Prompt
Identify the lines that contain the string "الإسلام", then copy each of them.

Input records
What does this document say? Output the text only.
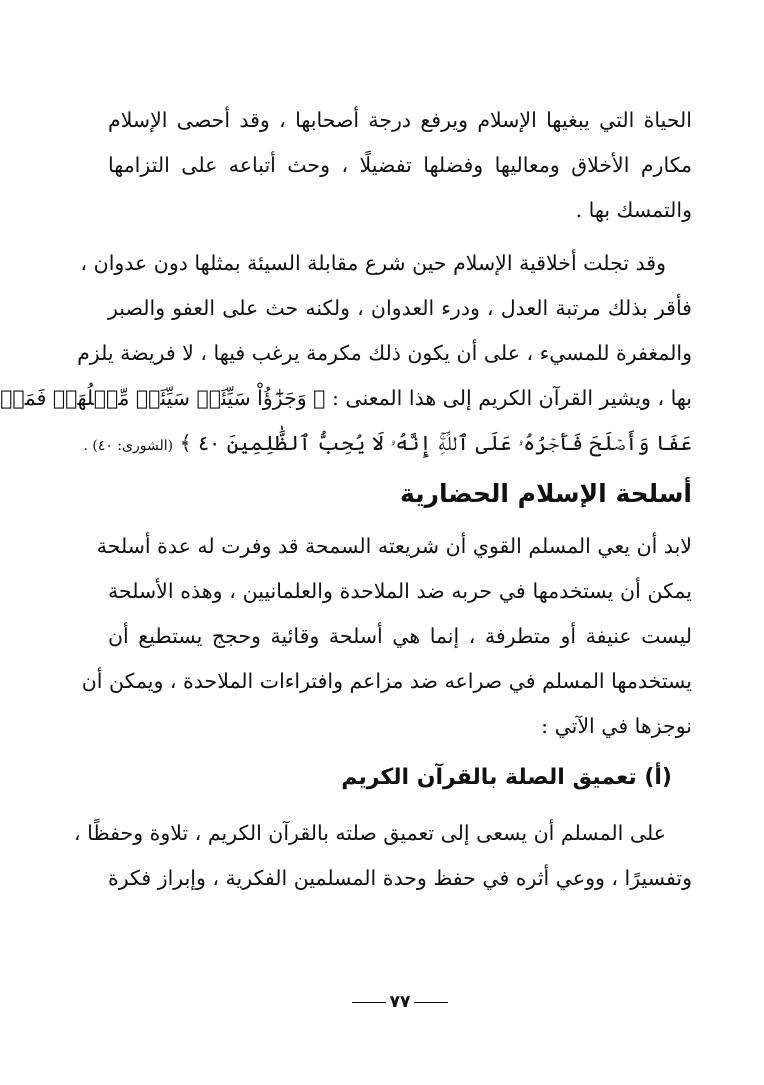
الحياة التي يبغيها الإسلام ويرفع درجة أصحابها ، وقد أحصى الإسلام
مكارم الأخلاق ومعاليها وفضلها تفضيلًا ، وحث أتباعه على التزامها
والتمسك بها .
وقد تجلت أخلاقية الإسلام حين شرع مقابلة السيئة بمثلها دون عدوان ،
فأقر بذلك مرتبة العدل ، ودرء العدوان ، ولكنه حث على العفو والصبر
والمغفرة للمسيء ، على أن يكون ذلك مكرمة يرغب فيها ، لا فريضة يلزم
بها ، ويشير القرآن الكريم إلى هذا المعنى : ﴿ وَجَزَٰٓؤُاْ سَيِّئَةٖ سَيِّئَةٞ مِّثۡلُهَاۖ فَمَنۡ
عَفَا وَأَصۡلَحَ فَأَجۡرُهُۥ عَلَى ٱللَّهِۚ إِنَّهُۥ لَا يُحِبُّ ٱلظَّٰلِمِينَ ٤٠ ﴾ (الشورى: ٤٠) .
أسلحة الإسلام الحضارية
لابد أن يعي المسلم القوي أن شريعته السمحة قد وفرت له عدة أسلحة
يمكن أن يستخدمها في حربه ضد الملاحدة والعلمانيين ، وهذه الأسلحة
ليست عنيفة أو متطرفة ، إنما هي أسلحة وقائية وحجج يستطيع أن
يستخدمها المسلم في صراعه ضد مزاعم وافتراءات الملاحدة ، ويمكن أن
نوجزها في الآتي :
(أ) تعميق الصلة بالقرآن الكريم
على المسلم أن يسعى إلى تعميق صلته بالقرآن الكريم ، تلاوة وحفظًا ،
وتفسيرًا ، ووعي أثره في حفظ وحدة المسلمين الفكرية ، وإبراز فكرة
٧٧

Correct answer
الحياة التي يبغيها الإسلام ويرفع درجة أصحابها ، وقد أحصى الإسلام
وقد تجلت أخلاقية الإسلام حين شرع مقابلة السيئة بمثلها دون عدوان ،
أسلحة الإسلام الحضارية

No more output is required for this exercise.